=== PROVIDED RECORDS ===

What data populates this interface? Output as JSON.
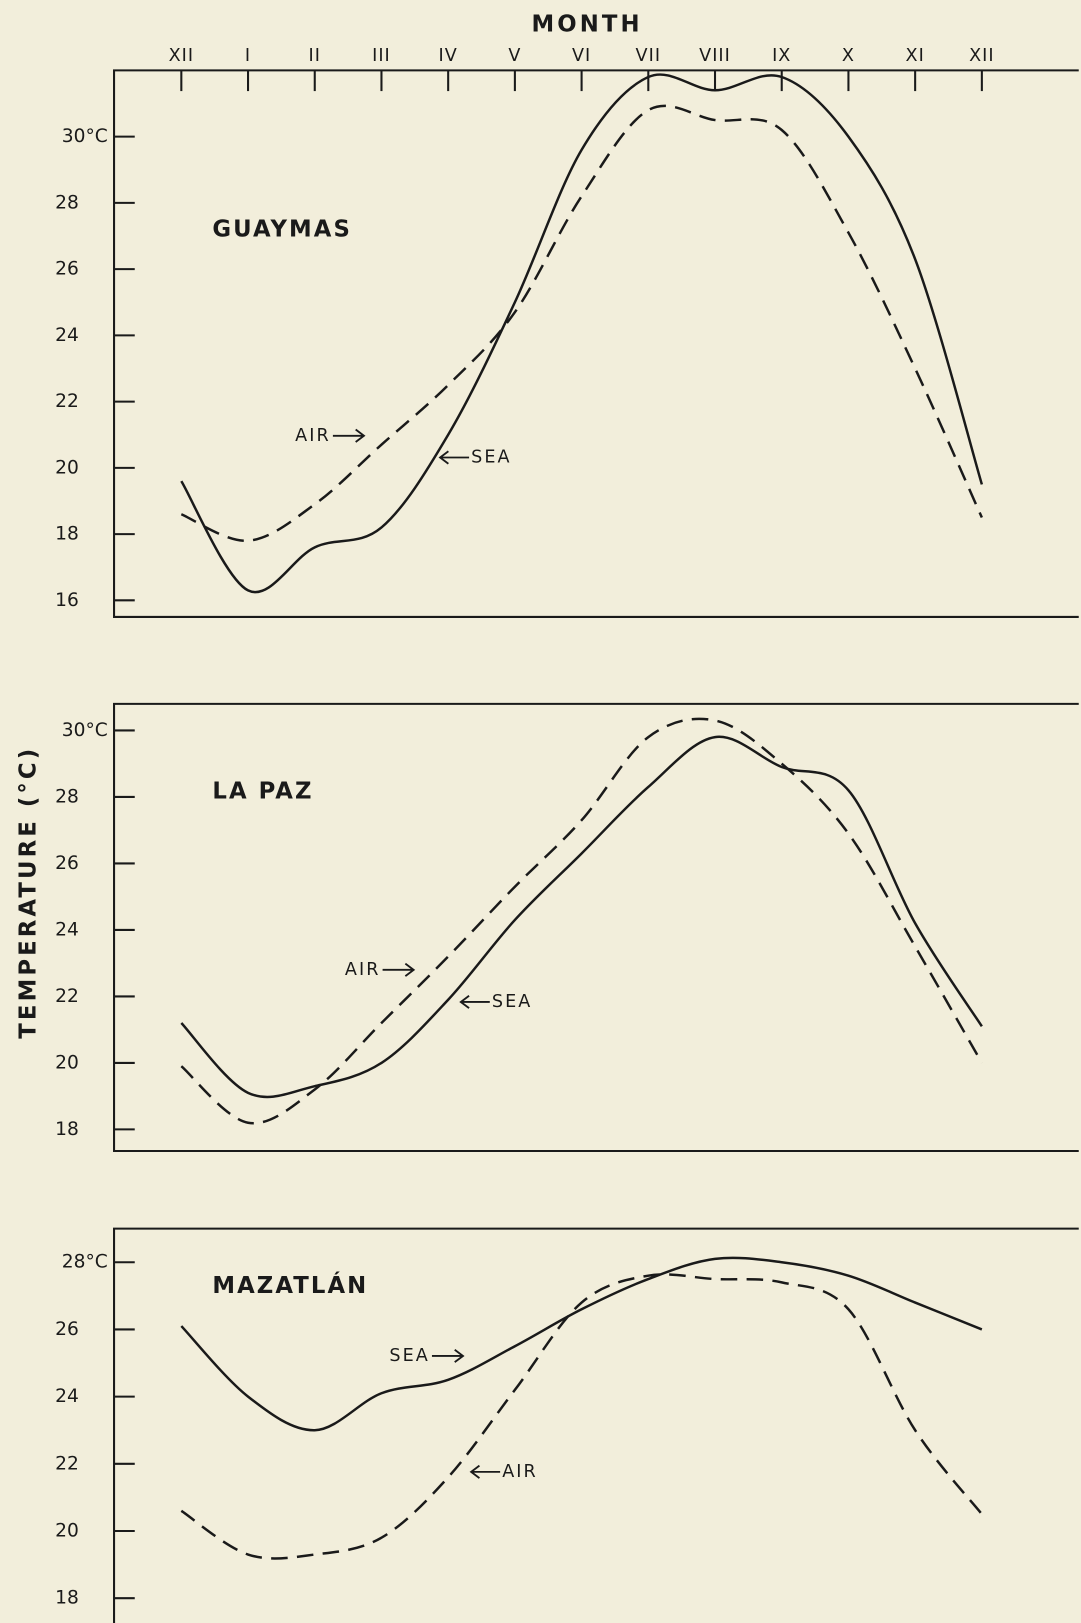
{
  "chart_data": [
    {
      "type": "line",
      "title": "GUAYMAS",
      "xlabel": "MONTH",
      "categories": [
        "XII",
        "I",
        "II",
        "III",
        "IV",
        "V",
        "VI",
        "VII",
        "VIII",
        "IX",
        "X",
        "XI",
        "XII"
      ],
      "ylim": [
        15.5,
        32
      ],
      "yticks": [
        16,
        18,
        20,
        22,
        24,
        26,
        28,
        {
          "value": 30,
          "label": "30°C"
        }
      ],
      "series": [
        {
          "name": "SEA",
          "color": "#1a1a1a",
          "values": [
            19.6,
            16.3,
            17.6,
            18.2,
            21.0,
            25.0,
            29.6,
            31.8,
            31.4,
            31.8,
            30.0,
            26.3,
            19.5
          ]
        },
        {
          "name": "AIR",
          "color": "#1a1a1a",
          "values": [
            18.6,
            17.8,
            18.9,
            20.7,
            22.5,
            24.7,
            28.2,
            30.8,
            30.5,
            30.2,
            27.1,
            23.0,
            18.5
          ]
        }
      ]
    },
    {
      "type": "line",
      "title": "LA PAZ",
      "ylabel": "TEMPERATURE (°C)",
      "ylim": [
        17.35,
        30.8
      ],
      "yticks": [
        18,
        20,
        22,
        24,
        26,
        28,
        {
          "value": 30,
          "label": "30°C"
        }
      ],
      "series": [
        {
          "name": "SEA",
          "color": "#1a1a1a",
          "values": [
            21.2,
            19.1,
            19.3,
            20.0,
            21.9,
            24.3,
            26.3,
            28.3,
            29.8,
            28.9,
            28.2,
            24.2,
            21.1
          ]
        },
        {
          "name": "AIR",
          "color": "#1a1a1a",
          "values": [
            19.9,
            18.2,
            19.2,
            21.2,
            23.2,
            25.3,
            27.3,
            29.8,
            30.3,
            29.0,
            26.9,
            23.5,
            20.0
          ]
        }
      ]
    },
    {
      "type": "line",
      "title": "MAZATLÁN",
      "ylim": [
        17.2,
        29
      ],
      "yticks": [
        18,
        20,
        22,
        24,
        26,
        {
          "value": 28,
          "label": "28°C"
        }
      ],
      "series": [
        {
          "name": "SEA",
          "color": "#1a1a1a",
          "values": [
            26.1,
            24.0,
            23.0,
            24.1,
            24.5,
            25.5,
            26.6,
            27.5,
            28.1,
            28.0,
            27.6,
            26.8,
            26.0
          ]
        },
        {
          "name": "AIR",
          "color": "#1a1a1a",
          "values": [
            20.6,
            19.3,
            19.3,
            19.8,
            21.6,
            24.2,
            26.8,
            27.6,
            27.5,
            27.4,
            26.6,
            23.0,
            20.5
          ]
        }
      ]
    }
  ]
}
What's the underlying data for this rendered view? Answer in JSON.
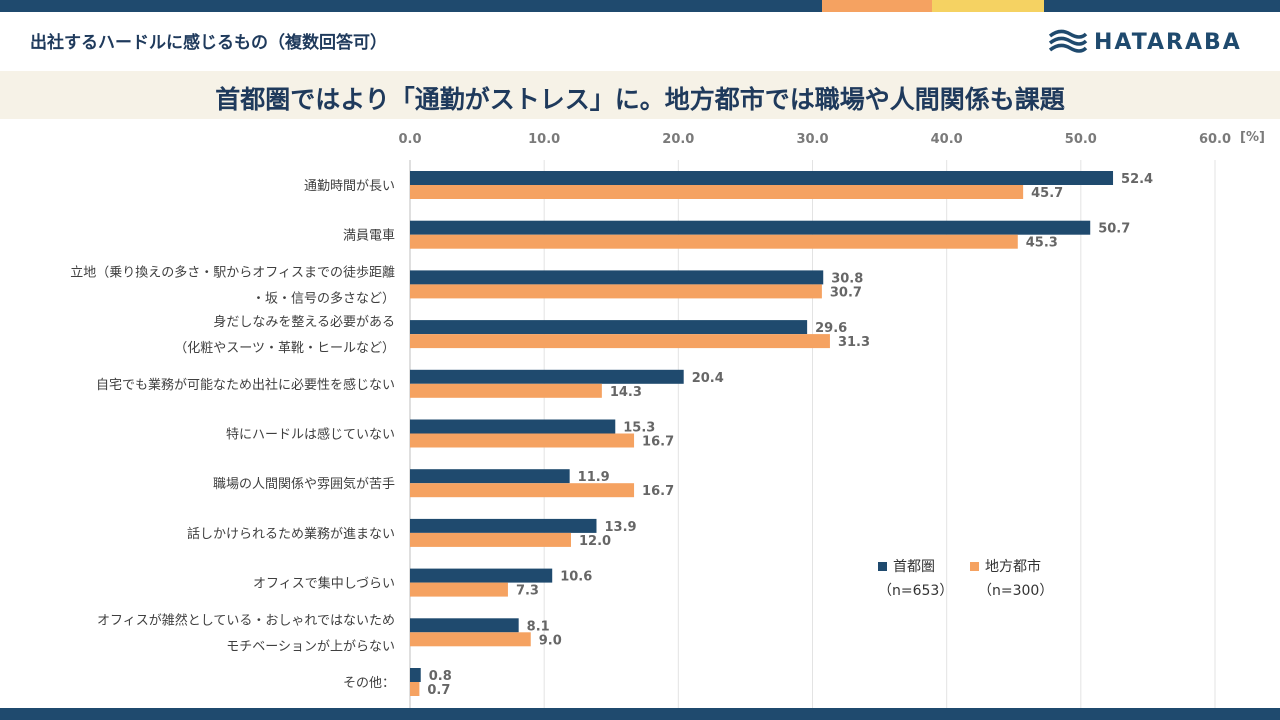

===

DIRECTIONS FOR THIS TASK: Repeat the entries exactly. Pictures are excluded from the copy.

RESULT:
What data populates this interface? Output as JSON.
{
  "chart_data": [
    {
      "type": "line",
      "title": "GUAYMAS",
      "xlabel": "MONTH",
      "categories": [
        "XII",
        "I",
        "II",
        "III",
        "IV",
        "V",
        "VI",
        "VII",
        "VIII",
        "IX",
        "X",
        "XI",
        "XII"
      ],
      "ylim": [
        15.5,
        32
      ],
      "yticks": [
        16,
        18,
        20,
        22,
        24,
        26,
        28,
        {
          "value": 30,
          "label": "30°C"
        }
      ],
      "series": [
        {
          "name": "SEA",
          "color": "#1a1a1a",
          "values": [
            19.6,
            16.3,
            17.6,
            18.2,
            21.0,
            25.0,
            29.6,
            31.8,
            31.4,
            31.8,
            30.0,
            26.3,
            19.5
          ]
        },
        {
          "name": "AIR",
          "color": "#1a1a1a",
          "values": [
            18.6,
            17.8,
            18.9,
            20.7,
            22.5,
            24.7,
            28.2,
            30.8,
            30.5,
            30.2,
            27.1,
            23.0,
            18.5
          ]
        }
      ]
    },
    {
      "type": "line",
      "title": "LA PAZ",
      "ylabel": "TEMPERATURE (°C)",
      "ylim": [
        17.35,
        30.8
      ],
      "yticks": [
        18,
        20,
        22,
        24,
        26,
        28,
        {
          "value": 30,
          "label": "30°C"
        }
      ],
      "series": [
        {
          "name": "SEA",
          "color": "#1a1a1a",
          "values": [
            21.2,
            19.1,
            19.3,
            20.0,
            21.9,
            24.3,
            26.3,
            28.3,
            29.8,
            28.9,
            28.2,
            24.2,
            21.1
          ]
        },
        {
          "name": "AIR",
          "color": "#1a1a1a",
          "values": [
            19.9,
            18.2,
            19.2,
            21.2,
            23.2,
            25.3,
            27.3,
            29.8,
            30.3,
            29.0,
            26.9,
            23.5,
            20.0
          ]
        }
      ]
    },
    {
      "type": "line",
      "title": "MAZATLÁN",
      "ylim": [
        17.2,
        29
      ],
      "yticks": [
        18,
        20,
        22,
        24,
        26,
        {
          "value": 28,
          "label": "28°C"
        }
      ],
      "series": [
        {
          "name": "SEA",
          "color": "#1a1a1a",
          "values": [
            26.1,
            24.0,
            23.0,
            24.1,
            24.5,
            25.5,
            26.6,
            27.5,
            28.1,
            28.0,
            27.6,
            26.8,
            26.0
          ]
        },
        {
          "name": "AIR",
          "color": "#1a1a1a",
          "values": [
            20.6,
            19.3,
            19.3,
            19.8,
            21.6,
            24.2,
            26.8,
            27.6,
            27.5,
            27.4,
            26.6,
            23.0,
            20.5
          ]
        }
      ]
    }
  ]
}
What's the underlying data for this rendered view? Answer in JSON.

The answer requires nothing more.